** Start of Source **

Alm said as prosecutors, his office would not release information before its own investigation concludes.
Since that news conference, Alm reversed course and asked the city
Corporation Counsel’s office to file a motion to stop the disclosure of any information during the proceedings of the wrongful death suit brought
against the three officers and the city until the city prosecutor’s investigations are complete. First Deputy Prosecuting Attorney Tom Brady
signed a declaration in support that will be attached to the Corporation Counsel’s motion.
“It’s going to be hard to argue with my more cynical colleagues who say the fix is in,” Jim Bickerton, who represents the Myeni family, told the Star-Advertiser. “It is clearly at odds with what he told me and the press two weeks ago. If the goal was to restore public trust in the process, the
City just made the climb a lot steeper.”
The motion seeks to stop the depositions of the woman who called 911,
Shiying “Sabine” Wang; her husband, Da Ju “Dexter” Wang; and the registered
owner of the home, James H. Hall and more than 20 other categories of disclosure, including police dispatch transcripts, footage from cameras on
and near the home, and the text messages of neighbors.

** End of Source **
** Start of Data shown **

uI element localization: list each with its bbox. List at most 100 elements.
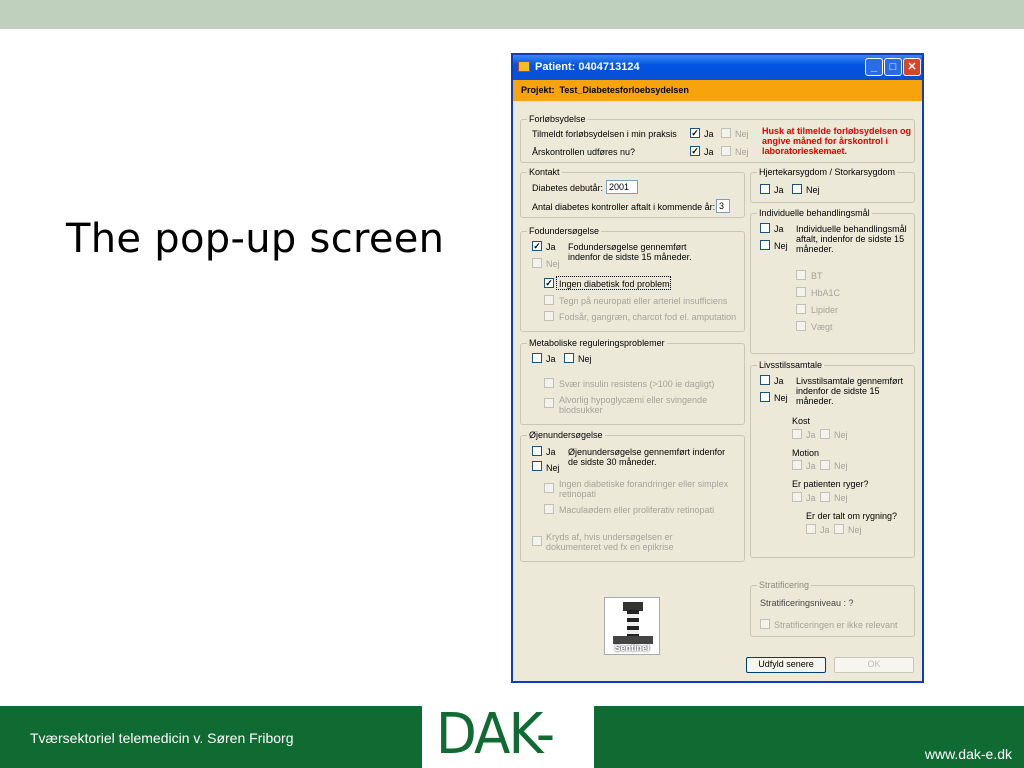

** End of Data shown **

[What you are asked to do]:
Reproduce, word for word and in full, the news passage above about the city's motion to halt disclosure in the wrongful death suit.

[Output below]:
Alm said as prosecutors, his office would not release information before its own investigation concludes.
Since that news conference, Alm reversed course and asked the city
Corporation Counsel’s office to file a motion to stop the disclosure of any information during the proceedings of the wrongful death suit brought
against the three officers and the city until the city prosecutor’s investigations are complete. First Deputy Prosecuting Attorney Tom Brady
signed a declaration in support that will be attached to the Corporation Counsel’s motion.
“It’s going to be hard to argue with my more cynical colleagues who say the fix is in,” Jim Bickerton, who represents the Myeni family, told the Star-Advertiser. “It is clearly at odds with what he told me and the press two weeks ago. If the goal was to restore public trust in the process, the
City just made the climb a lot steeper.”
The motion seeks to stop the depositions of the woman who called 911,
Shiying “Sabine” Wang; her husband, Da Ju “Dexter” Wang; and the registered
owner of the home, James H. Hall and more than 20 other categories of disclosure, including police dispatch transcripts, footage from cameras on
and near the home, and the text messages of neighbors.